* START LISTED ENTRIES *
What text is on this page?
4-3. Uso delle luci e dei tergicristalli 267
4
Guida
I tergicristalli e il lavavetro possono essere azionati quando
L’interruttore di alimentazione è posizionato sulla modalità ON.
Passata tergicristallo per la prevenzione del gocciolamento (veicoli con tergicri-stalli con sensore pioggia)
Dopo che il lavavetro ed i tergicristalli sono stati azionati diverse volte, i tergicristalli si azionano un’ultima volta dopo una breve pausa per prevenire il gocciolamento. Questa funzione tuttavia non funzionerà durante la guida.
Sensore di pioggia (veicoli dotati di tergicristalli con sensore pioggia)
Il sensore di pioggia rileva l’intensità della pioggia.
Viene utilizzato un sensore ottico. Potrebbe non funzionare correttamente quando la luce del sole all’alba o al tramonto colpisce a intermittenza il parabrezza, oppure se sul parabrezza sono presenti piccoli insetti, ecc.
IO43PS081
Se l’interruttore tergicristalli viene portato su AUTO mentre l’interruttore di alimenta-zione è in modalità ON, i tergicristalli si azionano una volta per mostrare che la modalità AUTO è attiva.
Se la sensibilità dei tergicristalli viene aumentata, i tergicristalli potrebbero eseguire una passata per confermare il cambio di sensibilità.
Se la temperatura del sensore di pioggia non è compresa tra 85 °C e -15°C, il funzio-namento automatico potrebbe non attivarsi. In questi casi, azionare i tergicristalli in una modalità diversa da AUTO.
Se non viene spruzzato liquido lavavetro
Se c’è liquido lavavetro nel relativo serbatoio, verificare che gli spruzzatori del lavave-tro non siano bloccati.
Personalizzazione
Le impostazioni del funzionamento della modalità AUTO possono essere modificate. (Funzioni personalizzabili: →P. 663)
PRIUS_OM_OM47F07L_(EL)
* END LISTED ENTRIES *
• [TASK GOAL]
Quote all the records exactly, please, leaving none out.

• [FULL RESPONSE]
What text is on this page?
4-3. Uso delle luci e dei tergicristalli 267
4
Guida
I tergicristalli e il lavavetro possono essere azionati quando
L’interruttore di alimentazione è posizionato sulla modalità ON.
Passata tergicristallo per la prevenzione del gocciolamento (veicoli con tergicri-stalli con sensore pioggia)
Dopo che il lavavetro ed i tergicristalli sono stati azionati diverse volte, i tergicristalli si azionano un’ultima volta dopo una breve pausa per prevenire il gocciolamento. Questa funzione tuttavia non funzionerà durante la guida.
Sensore di pioggia (veicoli dotati di tergicristalli con sensore pioggia)
Il sensore di pioggia rileva l’intensità della pioggia.
Viene utilizzato un sensore ottico. Potrebbe non funzionare correttamente quando la luce del sole all’alba o al tramonto colpisce a intermittenza il parabrezza, oppure se sul parabrezza sono presenti piccoli insetti, ecc.
IO43PS081
Se l’interruttore tergicristalli viene portato su AUTO mentre l’interruttore di alimenta-zione è in modalità ON, i tergicristalli si azionano una volta per mostrare che la modalità AUTO è attiva.
Se la sensibilità dei tergicristalli viene aumentata, i tergicristalli potrebbero eseguire una passata per confermare il cambio di sensibilità.
Se la temperatura del sensore di pioggia non è compresa tra 85 °C e -15°C, il funzio-namento automatico potrebbe non attivarsi. In questi casi, azionare i tergicristalli in una modalità diversa da AUTO.
Se non viene spruzzato liquido lavavetro
Se c’è liquido lavavetro nel relativo serbatoio, verificare che gli spruzzatori del lavave-tro non siano bloccati.
Personalizzazione
Le impostazioni del funzionamento della modalità AUTO possono essere modificate. (Funzioni personalizzabili: →P. 663)
PRIUS_OM_OM47F07L_(EL)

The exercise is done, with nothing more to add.